Set exercise: Retype all material exactly. Pictures stay out of the copy.

Supplied information:

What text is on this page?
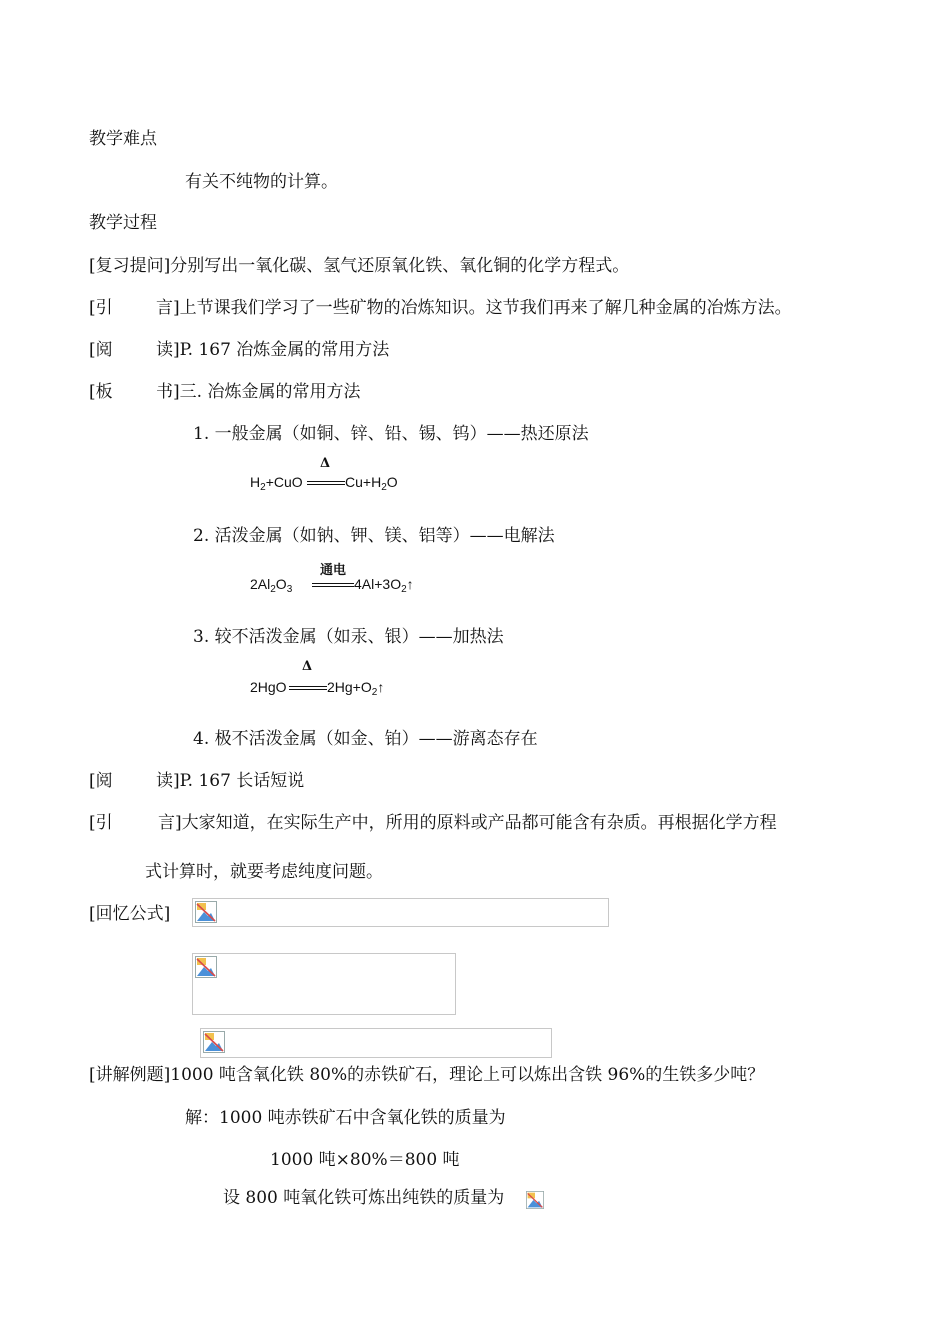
教学难点
有关不纯物的计算。
教学过程
[复习提问]分别写出一氧化碳、氢气还原氧化铁、氧化铜的化学方程式。
[引	言]上节课我们学习了一些矿物的冶炼知识。这节我们再来了解几种金属的冶炼方法。
[阅	读]P. 167 冶炼金属的常用方法
[板	书]三. 冶炼金属的常用方法
1. 一般金属（如铜、锌、铅、锡、钨）——热还原法
$H_2+CuO$
Δ
$Cu+H_2O$
2. 活泼金属（如钠、钾、镁、铝等）——电解法
$2Al_2O_3$
通电
$4Al+3O_2↑$
3. 较不活泼金属（如汞、银）——加热法
2HgO
Δ
$2Hg+O_2↑$
4. 极不活泼金属（如金、铂）——游离态存在
[阅	读]P. 167 长话短说
[引	言]大家知道，在实际生产中，所用的原料或产品都可能含有杂质。再根据化学方程
式计算时，就要考虑纯度问题。
[回忆公式]
[讲解例题]1000 吨含氧化铁 80%的赤铁矿石，理论上可以炼出含铁 96%的生铁多少吨？
解：1000 吨赤铁矿石中含氧化铁的质量为
1000 吨×80%＝800 吨
设 800 吨氧化铁可炼出纯铁的质量为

Task answer:
What text is on this page?
教学难点
有关不纯物的计算。
教学过程
[复习提问]分别写出一氧化碳、氢气还原氧化铁、氧化铜的化学方程式。
[引	言]上节课我们学习了一些矿物的冶炼知识。这节我们再来了解几种金属的冶炼方法。
[阅	读]P. 167 冶炼金属的常用方法
[板	书]三. 冶炼金属的常用方法
1. 一般金属（如铜、锌、铅、锡、钨）——热还原法
$H_2+CuO$
Δ
$Cu+H_2O$
2. 活泼金属（如钠、钾、镁、铝等）——电解法
$2Al_2O_3$
通电
$4Al+3O_2↑$
3. 较不活泼金属（如汞、银）——加热法
2HgO
Δ
$2Hg+O_2↑$
4. 极不活泼金属（如金、铂）——游离态存在
[阅	读]P. 167 长话短说
[引	言]大家知道，在实际生产中，所用的原料或产品都可能含有杂质。再根据化学方程
式计算时，就要考虑纯度问题。
[回忆公式]
[讲解例题]1000 吨含氧化铁 80%的赤铁矿石，理论上可以炼出含铁 96%的生铁多少吨？
解：1000 吨赤铁矿石中含氧化铁的质量为
1000 吨×80%＝800 吨
设 800 吨氧化铁可炼出纯铁的质量为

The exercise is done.